◆ **STATED GOAL**
Reproduce the whole listing, character for character.

-=-=-

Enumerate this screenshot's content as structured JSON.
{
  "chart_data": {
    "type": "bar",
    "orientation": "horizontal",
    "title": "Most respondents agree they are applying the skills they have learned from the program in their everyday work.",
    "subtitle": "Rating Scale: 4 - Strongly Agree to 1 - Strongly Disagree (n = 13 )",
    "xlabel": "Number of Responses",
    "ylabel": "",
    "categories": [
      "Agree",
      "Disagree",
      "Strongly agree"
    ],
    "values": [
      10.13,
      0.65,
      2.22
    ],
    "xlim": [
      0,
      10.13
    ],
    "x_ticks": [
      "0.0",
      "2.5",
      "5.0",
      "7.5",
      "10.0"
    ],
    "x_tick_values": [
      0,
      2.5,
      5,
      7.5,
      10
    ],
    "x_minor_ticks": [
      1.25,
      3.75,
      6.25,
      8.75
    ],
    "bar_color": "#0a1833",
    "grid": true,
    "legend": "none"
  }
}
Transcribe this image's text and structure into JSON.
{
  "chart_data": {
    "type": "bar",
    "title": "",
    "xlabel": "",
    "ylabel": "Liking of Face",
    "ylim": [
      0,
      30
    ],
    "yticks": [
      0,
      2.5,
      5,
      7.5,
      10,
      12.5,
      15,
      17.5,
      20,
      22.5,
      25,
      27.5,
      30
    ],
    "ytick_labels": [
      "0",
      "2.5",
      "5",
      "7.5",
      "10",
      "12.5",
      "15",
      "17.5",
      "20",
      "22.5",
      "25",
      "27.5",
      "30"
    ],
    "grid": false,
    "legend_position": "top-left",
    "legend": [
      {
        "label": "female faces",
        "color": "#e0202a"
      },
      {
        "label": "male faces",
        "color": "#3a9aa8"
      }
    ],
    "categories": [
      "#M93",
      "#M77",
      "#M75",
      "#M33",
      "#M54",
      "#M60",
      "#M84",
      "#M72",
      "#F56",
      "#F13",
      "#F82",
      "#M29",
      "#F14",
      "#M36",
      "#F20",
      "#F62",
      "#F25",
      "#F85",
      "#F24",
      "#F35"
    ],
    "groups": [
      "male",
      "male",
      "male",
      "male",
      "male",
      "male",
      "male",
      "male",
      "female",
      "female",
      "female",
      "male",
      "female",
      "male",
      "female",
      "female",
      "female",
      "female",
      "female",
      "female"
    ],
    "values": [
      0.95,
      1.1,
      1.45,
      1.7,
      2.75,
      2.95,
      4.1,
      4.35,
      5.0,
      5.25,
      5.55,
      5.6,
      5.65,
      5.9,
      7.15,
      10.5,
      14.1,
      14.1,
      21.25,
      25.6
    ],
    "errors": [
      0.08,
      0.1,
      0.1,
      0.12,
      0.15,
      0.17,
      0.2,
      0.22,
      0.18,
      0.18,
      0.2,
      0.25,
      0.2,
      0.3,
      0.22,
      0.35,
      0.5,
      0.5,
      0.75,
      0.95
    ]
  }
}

-=-=-

◆ **EXERCISE ANSWER**
Enumerate this screenshot's content as structured JSON.
{
  "chart_data": {
    "type": "bar",
    "orientation": "horizontal",
    "title": "Most respondents agree they are applying the skills they have learned from the program in their everyday work.",
    "subtitle": "Rating Scale: 4 - Strongly Agree to 1 - Strongly Disagree (n = 13 )",
    "xlabel": "Number of Responses",
    "ylabel": "",
    "categories": [
      "Agree",
      "Disagree",
      "Strongly agree"
    ],
    "values": [
      10.13,
      0.65,
      2.22
    ],
    "xlim": [
      0,
      10.13
    ],
    "x_ticks": [
      "0.0",
      "2.5",
      "5.0",
      "7.5",
      "10.0"
    ],
    "x_tick_values": [
      0,
      2.5,
      5,
      7.5,
      10
    ],
    "x_minor_ticks": [
      1.25,
      3.75,
      6.25,
      8.75
    ],
    "bar_color": "#0a1833",
    "grid": true,
    "legend": "none"
  }
}
Transcribe this image's text and structure into JSON.
{
  "chart_data": {
    "type": "bar",
    "title": "",
    "xlabel": "",
    "ylabel": "Liking of Face",
    "ylim": [
      0,
      30
    ],
    "yticks": [
      0,
      2.5,
      5,
      7.5,
      10,
      12.5,
      15,
      17.5,
      20,
      22.5,
      25,
      27.5,
      30
    ],
    "ytick_labels": [
      "0",
      "2.5",
      "5",
      "7.5",
      "10",
      "12.5",
      "15",
      "17.5",
      "20",
      "22.5",
      "25",
      "27.5",
      "30"
    ],
    "grid": false,
    "legend_position": "top-left",
    "legend": [
      {
        "label": "female faces",
        "color": "#e0202a"
      },
      {
        "label": "male faces",
        "color": "#3a9aa8"
      }
    ],
    "categories": [
      "#M93",
      "#M77",
      "#M75",
      "#M33",
      "#M54",
      "#M60",
      "#M84",
      "#M72",
      "#F56",
      "#F13",
      "#F82",
      "#M29",
      "#F14",
      "#M36",
      "#F20",
      "#F62",
      "#F25",
      "#F85",
      "#F24",
      "#F35"
    ],
    "groups": [
      "male",
      "male",
      "male",
      "male",
      "male",
      "male",
      "male",
      "male",
      "female",
      "female",
      "female",
      "male",
      "female",
      "male",
      "female",
      "female",
      "female",
      "female",
      "female",
      "female"
    ],
    "values": [
      0.95,
      1.1,
      1.45,
      1.7,
      2.75,
      2.95,
      4.1,
      4.35,
      5.0,
      5.25,
      5.55,
      5.6,
      5.65,
      5.9,
      7.15,
      10.5,
      14.1,
      14.1,
      21.25,
      25.6
    ],
    "errors": [
      0.08,
      0.1,
      0.1,
      0.12,
      0.15,
      0.17,
      0.2,
      0.22,
      0.18,
      0.18,
      0.2,
      0.25,
      0.2,
      0.3,
      0.22,
      0.35,
      0.5,
      0.5,
      0.75,
      0.95
    ]
  }
}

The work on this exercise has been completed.